* Prompt
Give exactly the lines from the one with "What's the underlying" through the final line of the listing below, both included, leaving out any pictures.

* Data items
______
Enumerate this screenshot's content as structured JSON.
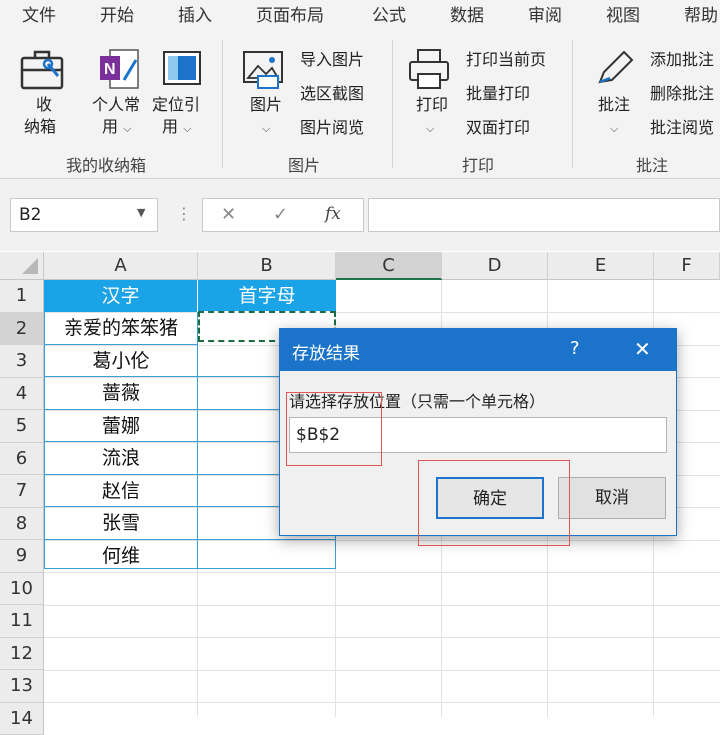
{
  "menu": [
    "文件",
    "开始",
    "插入",
    "页面布局",
    "公式",
    "数据",
    "审阅",
    "视图",
    "帮助"
  ],
  "ribbon": {
    "group1": {
      "label": "我的收纳箱",
      "btn1": {
        "line1": "收",
        "line2": "纳箱"
      },
      "btn2": {
        "line1": "个人常",
        "line2": "用"
      },
      "btn3": {
        "line1": "定位引",
        "line2": "用"
      }
    },
    "group2": {
      "label": "图片",
      "big": "图片",
      "items": [
        "导入图片",
        "选区截图",
        "图片阅览"
      ]
    },
    "group3": {
      "label": "打印",
      "big": "打印",
      "items": [
        "打印当前页",
        "批量打印",
        "双面打印"
      ]
    },
    "group4": {
      "label": "批注",
      "big": "批注",
      "items": [
        "添加批注",
        "删除批注",
        "批注阅览"
      ]
    }
  },
  "formula_bar": {
    "name_box": "B2",
    "cancel": "✕",
    "enter": "✓",
    "fx": "fx",
    "value": ""
  },
  "columns": [
    "A",
    "B",
    "C",
    "D",
    "E",
    "F"
  ],
  "rows": [
    "1",
    "2",
    "3",
    "4",
    "5",
    "6",
    "7",
    "8",
    "9",
    "10",
    "11",
    "12",
    "13",
    "14"
  ],
  "table": {
    "header_a": "汉字",
    "header_b": "首字母",
    "names": [
      "亲爱的笨笨猪",
      "葛小伦",
      "蔷薇",
      "蕾娜",
      "流浪",
      "赵信",
      "张雪",
      "何维"
    ]
  },
  "dialog": {
    "title": "存放结果",
    "help": "?",
    "close": "✕",
    "prompt": "请选择存放位置（只需一个单元格）",
    "input_value": "$B$2",
    "ok": "确定",
    "cancel": "取消"
  },
  "colors": {
    "accent": "#1b74c9",
    "table_header": "#1aa3e6",
    "highlight": "#e05555"
  }
}
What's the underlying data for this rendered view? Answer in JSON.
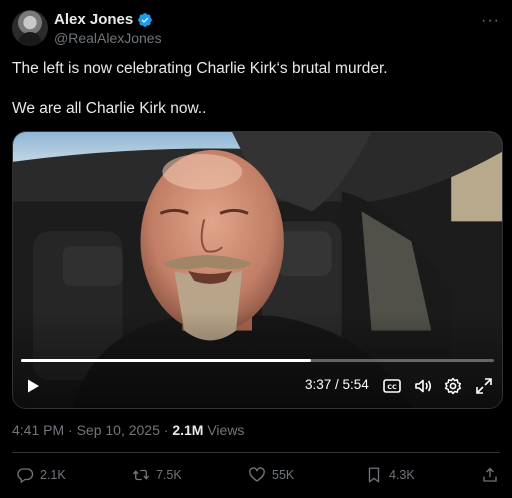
{
  "author": {
    "display_name": "Alex Jones",
    "handle": "@RealAlexJones",
    "verified_color": "#1d9bf0"
  },
  "tweet": {
    "line1": "The left is now celebrating Charlie Kirk‘s brutal murder.",
    "line2": "We are all Charlie Kirk now.."
  },
  "video": {
    "time_display": "3:37 / 5:54",
    "progress": 0.613,
    "controls": [
      "play-icon",
      "captions-icon",
      "volume-icon",
      "settings-icon",
      "fullscreen-icon"
    ]
  },
  "meta": {
    "timestamp": "4:41 PM · Sep 10, 2025 · ",
    "views_count": "2.1M",
    "views_label": " Views"
  },
  "actions": {
    "replies": "2.1K",
    "reposts": "7.5K",
    "likes": "55K",
    "bookmarks": "4.3K"
  },
  "colors": {
    "background": "#000000",
    "text": "#e7e9ea",
    "muted": "#71767b",
    "border": "#2f3336"
  }
}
______
* Solution to this exercise
What's the underlying data for this rendered view? Answer in JSON.
{
  "author": {
    "display_name": "Alex Jones",
    "handle": "@RealAlexJones",
    "verified_color": "#1d9bf0"
  },
  "tweet": {
    "line1": "The left is now celebrating Charlie Kirk‘s brutal murder.",
    "line2": "We are all Charlie Kirk now.."
  },
  "video": {
    "time_display": "3:37 / 5:54",
    "progress": 0.613,
    "controls": [
      "play-icon",
      "captions-icon",
      "volume-icon",
      "settings-icon",
      "fullscreen-icon"
    ]
  },
  "meta": {
    "timestamp": "4:41 PM · Sep 10, 2025 · ",
    "views_count": "2.1M",
    "views_label": " Views"
  },
  "actions": {
    "replies": "2.1K",
    "reposts": "7.5K",
    "likes": "55K",
    "bookmarks": "4.3K"
  },
  "colors": {
    "background": "#000000",
    "text": "#e7e9ea",
    "muted": "#71767b",
    "border": "#2f3336"
  }
}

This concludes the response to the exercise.